BEGIN

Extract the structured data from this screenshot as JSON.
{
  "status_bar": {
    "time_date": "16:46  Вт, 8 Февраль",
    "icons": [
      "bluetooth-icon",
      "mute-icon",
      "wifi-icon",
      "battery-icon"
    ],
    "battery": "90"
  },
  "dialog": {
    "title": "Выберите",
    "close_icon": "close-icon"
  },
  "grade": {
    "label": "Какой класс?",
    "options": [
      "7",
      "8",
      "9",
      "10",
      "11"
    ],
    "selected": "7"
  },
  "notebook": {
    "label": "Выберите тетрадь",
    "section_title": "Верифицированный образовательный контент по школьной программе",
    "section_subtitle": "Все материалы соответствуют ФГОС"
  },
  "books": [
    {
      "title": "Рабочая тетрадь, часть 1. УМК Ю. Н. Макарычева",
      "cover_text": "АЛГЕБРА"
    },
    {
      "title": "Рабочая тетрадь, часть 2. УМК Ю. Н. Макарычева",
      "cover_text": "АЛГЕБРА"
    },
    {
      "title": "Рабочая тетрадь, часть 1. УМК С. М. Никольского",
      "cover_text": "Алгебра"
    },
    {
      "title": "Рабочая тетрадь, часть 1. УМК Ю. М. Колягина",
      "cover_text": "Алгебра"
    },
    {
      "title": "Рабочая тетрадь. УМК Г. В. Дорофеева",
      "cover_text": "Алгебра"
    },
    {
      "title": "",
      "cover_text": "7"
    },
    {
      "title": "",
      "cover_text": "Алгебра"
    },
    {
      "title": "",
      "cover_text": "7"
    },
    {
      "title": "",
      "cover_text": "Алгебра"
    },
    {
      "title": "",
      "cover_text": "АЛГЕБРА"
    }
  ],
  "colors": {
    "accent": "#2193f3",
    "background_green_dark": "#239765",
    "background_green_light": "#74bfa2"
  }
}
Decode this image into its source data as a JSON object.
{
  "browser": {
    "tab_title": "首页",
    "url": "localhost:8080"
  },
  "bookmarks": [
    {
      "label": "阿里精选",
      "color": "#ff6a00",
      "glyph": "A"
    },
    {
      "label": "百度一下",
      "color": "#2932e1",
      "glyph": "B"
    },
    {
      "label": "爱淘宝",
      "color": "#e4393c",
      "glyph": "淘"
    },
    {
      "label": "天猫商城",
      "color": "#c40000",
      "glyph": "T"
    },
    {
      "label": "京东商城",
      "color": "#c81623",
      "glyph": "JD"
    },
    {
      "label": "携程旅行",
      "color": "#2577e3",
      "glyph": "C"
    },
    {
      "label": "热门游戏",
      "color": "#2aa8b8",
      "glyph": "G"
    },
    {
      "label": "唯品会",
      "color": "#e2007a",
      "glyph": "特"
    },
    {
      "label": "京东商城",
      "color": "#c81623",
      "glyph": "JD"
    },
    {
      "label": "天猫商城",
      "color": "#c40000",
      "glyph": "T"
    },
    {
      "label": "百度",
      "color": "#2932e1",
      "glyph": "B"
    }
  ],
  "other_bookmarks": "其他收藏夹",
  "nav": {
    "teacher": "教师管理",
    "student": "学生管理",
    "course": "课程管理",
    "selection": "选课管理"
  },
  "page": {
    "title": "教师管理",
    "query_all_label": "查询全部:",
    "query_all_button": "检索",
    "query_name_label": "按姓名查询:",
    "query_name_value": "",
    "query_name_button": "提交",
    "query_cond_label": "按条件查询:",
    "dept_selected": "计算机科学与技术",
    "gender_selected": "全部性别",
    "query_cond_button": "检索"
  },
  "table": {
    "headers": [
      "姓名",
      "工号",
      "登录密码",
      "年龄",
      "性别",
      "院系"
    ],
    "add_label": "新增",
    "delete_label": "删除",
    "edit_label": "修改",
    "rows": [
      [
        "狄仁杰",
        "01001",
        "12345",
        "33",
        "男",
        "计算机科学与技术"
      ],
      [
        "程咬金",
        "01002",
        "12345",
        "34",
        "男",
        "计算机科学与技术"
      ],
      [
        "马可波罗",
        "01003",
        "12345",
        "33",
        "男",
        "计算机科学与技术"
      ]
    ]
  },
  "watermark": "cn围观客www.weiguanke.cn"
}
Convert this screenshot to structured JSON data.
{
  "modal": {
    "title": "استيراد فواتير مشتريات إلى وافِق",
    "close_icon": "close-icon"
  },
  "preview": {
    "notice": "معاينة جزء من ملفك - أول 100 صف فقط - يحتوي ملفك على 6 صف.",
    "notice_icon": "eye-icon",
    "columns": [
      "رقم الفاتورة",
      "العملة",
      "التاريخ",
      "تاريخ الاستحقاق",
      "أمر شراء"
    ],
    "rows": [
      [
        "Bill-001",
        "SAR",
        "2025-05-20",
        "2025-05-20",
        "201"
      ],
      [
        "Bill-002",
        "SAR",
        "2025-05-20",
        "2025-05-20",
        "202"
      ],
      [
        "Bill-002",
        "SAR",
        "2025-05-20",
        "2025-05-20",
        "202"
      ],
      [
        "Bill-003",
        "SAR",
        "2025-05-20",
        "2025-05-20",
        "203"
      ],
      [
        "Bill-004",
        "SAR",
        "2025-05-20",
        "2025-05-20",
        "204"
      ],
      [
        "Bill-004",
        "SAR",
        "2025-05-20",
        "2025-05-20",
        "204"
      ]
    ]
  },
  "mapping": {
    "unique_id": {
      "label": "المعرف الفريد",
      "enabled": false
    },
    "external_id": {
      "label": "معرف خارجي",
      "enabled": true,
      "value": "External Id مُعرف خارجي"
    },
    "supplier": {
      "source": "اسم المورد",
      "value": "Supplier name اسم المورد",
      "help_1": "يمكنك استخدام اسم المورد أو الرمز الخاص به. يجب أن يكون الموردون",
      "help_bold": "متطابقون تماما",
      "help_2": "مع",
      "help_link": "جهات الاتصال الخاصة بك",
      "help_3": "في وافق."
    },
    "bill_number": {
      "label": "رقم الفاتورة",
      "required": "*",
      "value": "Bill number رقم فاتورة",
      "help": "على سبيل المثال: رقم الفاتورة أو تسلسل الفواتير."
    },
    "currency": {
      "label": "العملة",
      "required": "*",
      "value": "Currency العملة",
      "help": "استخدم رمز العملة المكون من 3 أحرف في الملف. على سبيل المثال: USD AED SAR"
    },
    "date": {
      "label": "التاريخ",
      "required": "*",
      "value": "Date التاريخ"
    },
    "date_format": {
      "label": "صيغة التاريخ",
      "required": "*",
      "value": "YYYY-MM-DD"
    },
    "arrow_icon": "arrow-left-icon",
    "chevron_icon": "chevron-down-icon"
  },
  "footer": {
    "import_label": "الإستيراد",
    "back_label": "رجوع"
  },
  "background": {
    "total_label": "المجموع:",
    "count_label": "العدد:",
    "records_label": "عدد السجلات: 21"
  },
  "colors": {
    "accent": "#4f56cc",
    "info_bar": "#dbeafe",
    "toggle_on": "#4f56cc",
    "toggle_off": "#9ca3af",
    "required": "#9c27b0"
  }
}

END

* _Requirement_: Scan the entries above for the word "часть" and collect each line holding it.

* _Result_:
      "title": "Рабочая тетрадь, часть 1. УМК Ю. Н. Макарычева",
      "title": "Рабочая тетрадь, часть 2. УМК Ю. Н. Макарычева",
      "title": "Рабочая тетрадь, часть 1. УМК С. М. Никольского",
      "title": "Рабочая тетрадь, часть 1. УМК Ю. М. Колягина",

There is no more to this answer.